• Exercise:
Give the entries again, word for word.
--- START Data rows ---
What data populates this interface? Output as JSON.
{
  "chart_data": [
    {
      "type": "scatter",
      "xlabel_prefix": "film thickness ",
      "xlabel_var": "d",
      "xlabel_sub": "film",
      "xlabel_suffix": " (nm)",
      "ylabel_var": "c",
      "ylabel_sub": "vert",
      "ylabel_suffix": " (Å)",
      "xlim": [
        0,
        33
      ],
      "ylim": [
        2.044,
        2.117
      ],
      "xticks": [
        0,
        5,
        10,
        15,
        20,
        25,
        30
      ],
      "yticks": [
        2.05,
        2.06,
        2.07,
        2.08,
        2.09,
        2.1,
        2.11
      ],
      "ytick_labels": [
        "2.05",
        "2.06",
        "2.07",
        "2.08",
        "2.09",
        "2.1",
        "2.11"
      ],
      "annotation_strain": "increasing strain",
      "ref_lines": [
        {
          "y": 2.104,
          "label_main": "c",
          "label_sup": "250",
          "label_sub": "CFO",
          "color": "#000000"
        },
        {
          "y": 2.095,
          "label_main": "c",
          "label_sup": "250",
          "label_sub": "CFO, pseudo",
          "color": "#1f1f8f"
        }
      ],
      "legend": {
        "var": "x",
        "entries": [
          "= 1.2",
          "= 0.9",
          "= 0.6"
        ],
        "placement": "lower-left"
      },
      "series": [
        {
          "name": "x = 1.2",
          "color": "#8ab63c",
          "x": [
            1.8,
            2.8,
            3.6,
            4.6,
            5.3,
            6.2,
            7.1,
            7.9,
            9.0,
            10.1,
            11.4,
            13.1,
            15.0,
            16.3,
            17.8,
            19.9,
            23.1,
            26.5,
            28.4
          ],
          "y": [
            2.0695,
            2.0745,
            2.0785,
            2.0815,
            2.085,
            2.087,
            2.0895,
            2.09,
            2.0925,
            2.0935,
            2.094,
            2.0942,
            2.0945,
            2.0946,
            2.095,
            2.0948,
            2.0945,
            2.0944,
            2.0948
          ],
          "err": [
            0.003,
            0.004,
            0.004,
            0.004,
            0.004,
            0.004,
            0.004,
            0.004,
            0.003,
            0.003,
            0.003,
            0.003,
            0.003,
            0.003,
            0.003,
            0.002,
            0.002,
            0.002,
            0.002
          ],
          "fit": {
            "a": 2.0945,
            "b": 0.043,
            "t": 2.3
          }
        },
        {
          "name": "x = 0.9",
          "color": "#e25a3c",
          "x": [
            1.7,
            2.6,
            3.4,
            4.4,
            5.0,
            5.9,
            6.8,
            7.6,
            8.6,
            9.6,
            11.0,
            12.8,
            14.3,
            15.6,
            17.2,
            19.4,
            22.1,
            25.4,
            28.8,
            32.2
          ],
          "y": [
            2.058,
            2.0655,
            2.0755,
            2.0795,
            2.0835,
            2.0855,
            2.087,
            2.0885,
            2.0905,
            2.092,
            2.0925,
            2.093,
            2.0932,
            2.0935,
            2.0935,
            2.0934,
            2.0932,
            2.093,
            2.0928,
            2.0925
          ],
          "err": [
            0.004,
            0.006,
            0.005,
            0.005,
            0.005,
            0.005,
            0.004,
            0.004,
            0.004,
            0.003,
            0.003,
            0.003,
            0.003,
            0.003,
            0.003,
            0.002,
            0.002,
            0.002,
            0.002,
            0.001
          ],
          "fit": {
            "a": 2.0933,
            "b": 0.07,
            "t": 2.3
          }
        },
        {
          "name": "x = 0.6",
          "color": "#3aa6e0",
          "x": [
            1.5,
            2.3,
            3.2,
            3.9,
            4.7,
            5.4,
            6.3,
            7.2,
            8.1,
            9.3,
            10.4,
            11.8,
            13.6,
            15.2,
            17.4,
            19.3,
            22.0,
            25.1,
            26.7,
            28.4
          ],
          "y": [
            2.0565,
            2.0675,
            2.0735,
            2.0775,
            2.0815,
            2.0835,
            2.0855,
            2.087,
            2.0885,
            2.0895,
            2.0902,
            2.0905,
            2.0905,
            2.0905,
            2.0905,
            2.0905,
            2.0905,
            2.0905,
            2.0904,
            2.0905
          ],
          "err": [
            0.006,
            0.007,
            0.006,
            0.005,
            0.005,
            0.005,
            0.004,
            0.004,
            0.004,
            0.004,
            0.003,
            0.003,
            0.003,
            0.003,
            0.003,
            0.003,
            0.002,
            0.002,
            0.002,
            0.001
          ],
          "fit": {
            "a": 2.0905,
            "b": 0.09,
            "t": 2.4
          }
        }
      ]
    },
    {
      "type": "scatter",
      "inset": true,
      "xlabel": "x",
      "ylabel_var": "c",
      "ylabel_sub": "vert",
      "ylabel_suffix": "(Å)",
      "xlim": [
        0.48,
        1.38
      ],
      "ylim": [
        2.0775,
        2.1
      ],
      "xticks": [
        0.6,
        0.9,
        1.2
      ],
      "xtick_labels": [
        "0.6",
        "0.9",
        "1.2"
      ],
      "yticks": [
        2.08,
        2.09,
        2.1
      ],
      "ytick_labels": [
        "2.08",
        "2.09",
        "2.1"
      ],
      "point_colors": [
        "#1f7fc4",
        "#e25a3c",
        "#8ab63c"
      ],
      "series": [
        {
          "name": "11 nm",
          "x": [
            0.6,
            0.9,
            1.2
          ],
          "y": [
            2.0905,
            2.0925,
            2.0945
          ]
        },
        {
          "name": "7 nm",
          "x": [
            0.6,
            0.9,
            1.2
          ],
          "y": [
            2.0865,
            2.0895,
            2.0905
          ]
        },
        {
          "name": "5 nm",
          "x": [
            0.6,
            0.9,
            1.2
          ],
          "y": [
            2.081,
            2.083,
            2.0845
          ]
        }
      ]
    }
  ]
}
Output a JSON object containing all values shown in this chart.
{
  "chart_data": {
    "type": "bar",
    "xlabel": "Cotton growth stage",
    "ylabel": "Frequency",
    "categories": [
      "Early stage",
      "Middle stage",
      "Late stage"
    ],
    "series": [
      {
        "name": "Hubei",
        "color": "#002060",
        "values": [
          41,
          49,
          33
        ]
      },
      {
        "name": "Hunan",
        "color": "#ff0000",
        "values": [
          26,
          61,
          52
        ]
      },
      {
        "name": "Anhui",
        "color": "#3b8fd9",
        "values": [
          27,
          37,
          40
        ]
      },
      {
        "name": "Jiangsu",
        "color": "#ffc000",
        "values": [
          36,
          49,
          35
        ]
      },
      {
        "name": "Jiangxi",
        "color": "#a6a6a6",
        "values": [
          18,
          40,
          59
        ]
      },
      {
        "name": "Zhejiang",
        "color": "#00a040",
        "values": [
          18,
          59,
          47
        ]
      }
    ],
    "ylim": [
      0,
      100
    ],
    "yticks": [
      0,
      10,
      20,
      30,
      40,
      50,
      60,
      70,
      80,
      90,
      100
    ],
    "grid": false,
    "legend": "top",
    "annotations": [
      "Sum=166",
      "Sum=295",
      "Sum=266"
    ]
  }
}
--- END Data rows ---
• Result:
What data populates this interface? Output as JSON.
{
  "chart_data": [
    {
      "type": "scatter",
      "xlabel_prefix": "film thickness ",
      "xlabel_var": "d",
      "xlabel_sub": "film",
      "xlabel_suffix": " (nm)",
      "ylabel_var": "c",
      "ylabel_sub": "vert",
      "ylabel_suffix": " (Å)",
      "xlim": [
        0,
        33
      ],
      "ylim": [
        2.044,
        2.117
      ],
      "xticks": [
        0,
        5,
        10,
        15,
        20,
        25,
        30
      ],
      "yticks": [
        2.05,
        2.06,
        2.07,
        2.08,
        2.09,
        2.1,
        2.11
      ],
      "ytick_labels": [
        "2.05",
        "2.06",
        "2.07",
        "2.08",
        "2.09",
        "2.1",
        "2.11"
      ],
      "annotation_strain": "increasing strain",
      "ref_lines": [
        {
          "y": 2.104,
          "label_main": "c",
          "label_sup": "250",
          "label_sub": "CFO",
          "color": "#000000"
        },
        {
          "y": 2.095,
          "label_main": "c",
          "label_sup": "250",
          "label_sub": "CFO, pseudo",
          "color": "#1f1f8f"
        }
      ],
      "legend": {
        "var": "x",
        "entries": [
          "= 1.2",
          "= 0.9",
          "= 0.6"
        ],
        "placement": "lower-left"
      },
      "series": [
        {
          "name": "x = 1.2",
          "color": "#8ab63c",
          "x": [
            1.8,
            2.8,
            3.6,
            4.6,
            5.3,
            6.2,
            7.1,
            7.9,
            9.0,
            10.1,
            11.4,
            13.1,
            15.0,
            16.3,
            17.8,
            19.9,
            23.1,
            26.5,
            28.4
          ],
          "y": [
            2.0695,
            2.0745,
            2.0785,
            2.0815,
            2.085,
            2.087,
            2.0895,
            2.09,
            2.0925,
            2.0935,
            2.094,
            2.0942,
            2.0945,
            2.0946,
            2.095,
            2.0948,
            2.0945,
            2.0944,
            2.0948
          ],
          "err": [
            0.003,
            0.004,
            0.004,
            0.004,
            0.004,
            0.004,
            0.004,
            0.004,
            0.003,
            0.003,
            0.003,
            0.003,
            0.003,
            0.003,
            0.003,
            0.002,
            0.002,
            0.002,
            0.002
          ],
          "fit": {
            "a": 2.0945,
            "b": 0.043,
            "t": 2.3
          }
        },
        {
          "name": "x = 0.9",
          "color": "#e25a3c",
          "x": [
            1.7,
            2.6,
            3.4,
            4.4,
            5.0,
            5.9,
            6.8,
            7.6,
            8.6,
            9.6,
            11.0,
            12.8,
            14.3,
            15.6,
            17.2,
            19.4,
            22.1,
            25.4,
            28.8,
            32.2
          ],
          "y": [
            2.058,
            2.0655,
            2.0755,
            2.0795,
            2.0835,
            2.0855,
            2.087,
            2.0885,
            2.0905,
            2.092,
            2.0925,
            2.093,
            2.0932,
            2.0935,
            2.0935,
            2.0934,
            2.0932,
            2.093,
            2.0928,
            2.0925
          ],
          "err": [
            0.004,
            0.006,
            0.005,
            0.005,
            0.005,
            0.005,
            0.004,
            0.004,
            0.004,
            0.003,
            0.003,
            0.003,
            0.003,
            0.003,
            0.003,
            0.002,
            0.002,
            0.002,
            0.002,
            0.001
          ],
          "fit": {
            "a": 2.0933,
            "b": 0.07,
            "t": 2.3
          }
        },
        {
          "name": "x = 0.6",
          "color": "#3aa6e0",
          "x": [
            1.5,
            2.3,
            3.2,
            3.9,
            4.7,
            5.4,
            6.3,
            7.2,
            8.1,
            9.3,
            10.4,
            11.8,
            13.6,
            15.2,
            17.4,
            19.3,
            22.0,
            25.1,
            26.7,
            28.4
          ],
          "y": [
            2.0565,
            2.0675,
            2.0735,
            2.0775,
            2.0815,
            2.0835,
            2.0855,
            2.087,
            2.0885,
            2.0895,
            2.0902,
            2.0905,
            2.0905,
            2.0905,
            2.0905,
            2.0905,
            2.0905,
            2.0905,
            2.0904,
            2.0905
          ],
          "err": [
            0.006,
            0.007,
            0.006,
            0.005,
            0.005,
            0.005,
            0.004,
            0.004,
            0.004,
            0.004,
            0.003,
            0.003,
            0.003,
            0.003,
            0.003,
            0.003,
            0.002,
            0.002,
            0.002,
            0.001
          ],
          "fit": {
            "a": 2.0905,
            "b": 0.09,
            "t": 2.4
          }
        }
      ]
    },
    {
      "type": "scatter",
      "inset": true,
      "xlabel": "x",
      "ylabel_var": "c",
      "ylabel_sub": "vert",
      "ylabel_suffix": "(Å)",
      "xlim": [
        0.48,
        1.38
      ],
      "ylim": [
        2.0775,
        2.1
      ],
      "xticks": [
        0.6,
        0.9,
        1.2
      ],
      "xtick_labels": [
        "0.6",
        "0.9",
        "1.2"
      ],
      "yticks": [
        2.08,
        2.09,
        2.1
      ],
      "ytick_labels": [
        "2.08",
        "2.09",
        "2.1"
      ],
      "point_colors": [
        "#1f7fc4",
        "#e25a3c",
        "#8ab63c"
      ],
      "series": [
        {
          "name": "11 nm",
          "x": [
            0.6,
            0.9,
            1.2
          ],
          "y": [
            2.0905,
            2.0925,
            2.0945
          ]
        },
        {
          "name": "7 nm",
          "x": [
            0.6,
            0.9,
            1.2
          ],
          "y": [
            2.0865,
            2.0895,
            2.0905
          ]
        },
        {
          "name": "5 nm",
          "x": [
            0.6,
            0.9,
            1.2
          ],
          "y": [
            2.081,
            2.083,
            2.0845
          ]
        }
      ]
    }
  ]
}
Output a JSON object containing all values shown in this chart.
{
  "chart_data": {
    "type": "bar",
    "xlabel": "Cotton growth stage",
    "ylabel": "Frequency",
    "categories": [
      "Early stage",
      "Middle stage",
      "Late stage"
    ],
    "series": [
      {
        "name": "Hubei",
        "color": "#002060",
        "values": [
          41,
          49,
          33
        ]
      },
      {
        "name": "Hunan",
        "color": "#ff0000",
        "values": [
          26,
          61,
          52
        ]
      },
      {
        "name": "Anhui",
        "color": "#3b8fd9",
        "values": [
          27,
          37,
          40
        ]
      },
      {
        "name": "Jiangsu",
        "color": "#ffc000",
        "values": [
          36,
          49,
          35
        ]
      },
      {
        "name": "Jiangxi",
        "color": "#a6a6a6",
        "values": [
          18,
          40,
          59
        ]
      },
      {
        "name": "Zhejiang",
        "color": "#00a040",
        "values": [
          18,
          59,
          47
        ]
      }
    ],
    "ylim": [
      0,
      100
    ],
    "yticks": [
      0,
      10,
      20,
      30,
      40,
      50,
      60,
      70,
      80,
      90,
      100
    ],
    "grid": false,
    "legend": "top",
    "annotations": [
      "Sum=166",
      "Sum=295",
      "Sum=266"
    ]
  }
}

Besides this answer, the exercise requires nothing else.